[PROVIDED RECORDS]:

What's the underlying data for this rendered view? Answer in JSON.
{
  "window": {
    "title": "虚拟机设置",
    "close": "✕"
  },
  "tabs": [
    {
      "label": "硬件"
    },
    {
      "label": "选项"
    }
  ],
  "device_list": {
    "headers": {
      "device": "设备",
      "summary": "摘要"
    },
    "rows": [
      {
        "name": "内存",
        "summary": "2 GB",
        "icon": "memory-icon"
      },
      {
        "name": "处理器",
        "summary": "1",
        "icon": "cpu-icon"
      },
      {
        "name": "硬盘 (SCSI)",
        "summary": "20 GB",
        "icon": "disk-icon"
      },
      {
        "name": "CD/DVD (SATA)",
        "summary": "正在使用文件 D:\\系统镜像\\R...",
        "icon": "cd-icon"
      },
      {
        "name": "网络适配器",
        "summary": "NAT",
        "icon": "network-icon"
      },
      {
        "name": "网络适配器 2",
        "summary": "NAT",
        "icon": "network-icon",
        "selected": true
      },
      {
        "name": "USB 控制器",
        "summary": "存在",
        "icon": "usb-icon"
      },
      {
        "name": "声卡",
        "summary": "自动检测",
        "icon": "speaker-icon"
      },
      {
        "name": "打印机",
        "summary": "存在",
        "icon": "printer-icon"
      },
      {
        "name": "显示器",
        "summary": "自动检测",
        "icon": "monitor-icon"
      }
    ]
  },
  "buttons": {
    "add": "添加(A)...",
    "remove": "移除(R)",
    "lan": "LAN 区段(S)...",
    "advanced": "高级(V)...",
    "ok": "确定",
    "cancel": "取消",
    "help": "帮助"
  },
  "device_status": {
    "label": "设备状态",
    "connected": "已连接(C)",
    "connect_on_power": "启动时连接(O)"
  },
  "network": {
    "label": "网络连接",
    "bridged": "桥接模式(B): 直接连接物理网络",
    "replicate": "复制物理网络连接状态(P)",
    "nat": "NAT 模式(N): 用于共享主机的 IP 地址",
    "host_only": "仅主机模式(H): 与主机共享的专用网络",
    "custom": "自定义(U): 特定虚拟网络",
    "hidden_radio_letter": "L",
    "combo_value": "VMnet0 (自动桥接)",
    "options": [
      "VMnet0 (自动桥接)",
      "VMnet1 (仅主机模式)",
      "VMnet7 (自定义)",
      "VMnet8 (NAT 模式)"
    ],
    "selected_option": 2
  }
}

[OBJECTIVE]:
Quote each line of the listing above exactly.

[RIGHT ANSWER]:
What's the underlying data for this rendered view? Answer in JSON.
{
  "window": {
    "title": "虚拟机设置",
    "close": "✕"
  },
  "tabs": [
    {
      "label": "硬件"
    },
    {
      "label": "选项"
    }
  ],
  "device_list": {
    "headers": {
      "device": "设备",
      "summary": "摘要"
    },
    "rows": [
      {
        "name": "内存",
        "summary": "2 GB",
        "icon": "memory-icon"
      },
      {
        "name": "处理器",
        "summary": "1",
        "icon": "cpu-icon"
      },
      {
        "name": "硬盘 (SCSI)",
        "summary": "20 GB",
        "icon": "disk-icon"
      },
      {
        "name": "CD/DVD (SATA)",
        "summary": "正在使用文件 D:\\系统镜像\\R...",
        "icon": "cd-icon"
      },
      {
        "name": "网络适配器",
        "summary": "NAT",
        "icon": "network-icon"
      },
      {
        "name": "网络适配器 2",
        "summary": "NAT",
        "icon": "network-icon",
        "selected": true
      },
      {
        "name": "USB 控制器",
        "summary": "存在",
        "icon": "usb-icon"
      },
      {
        "name": "声卡",
        "summary": "自动检测",
        "icon": "speaker-icon"
      },
      {
        "name": "打印机",
        "summary": "存在",
        "icon": "printer-icon"
      },
      {
        "name": "显示器",
        "summary": "自动检测",
        "icon": "monitor-icon"
      }
    ]
  },
  "buttons": {
    "add": "添加(A)...",
    "remove": "移除(R)",
    "lan": "LAN 区段(S)...",
    "advanced": "高级(V)...",
    "ok": "确定",
    "cancel": "取消",
    "help": "帮助"
  },
  "device_status": {
    "label": "设备状态",
    "connected": "已连接(C)",
    "connect_on_power": "启动时连接(O)"
  },
  "network": {
    "label": "网络连接",
    "bridged": "桥接模式(B): 直接连接物理网络",
    "replicate": "复制物理网络连接状态(P)",
    "nat": "NAT 模式(N): 用于共享主机的 IP 地址",
    "host_only": "仅主机模式(H): 与主机共享的专用网络",
    "custom": "自定义(U): 特定虚拟网络",
    "hidden_radio_letter": "L",
    "combo_value": "VMnet0 (自动桥接)",
    "options": [
      "VMnet0 (自动桥接)",
      "VMnet1 (仅主机模式)",
      "VMnet7 (自定义)",
      "VMnet8 (NAT 模式)"
    ],
    "selected_option": 2
  }
}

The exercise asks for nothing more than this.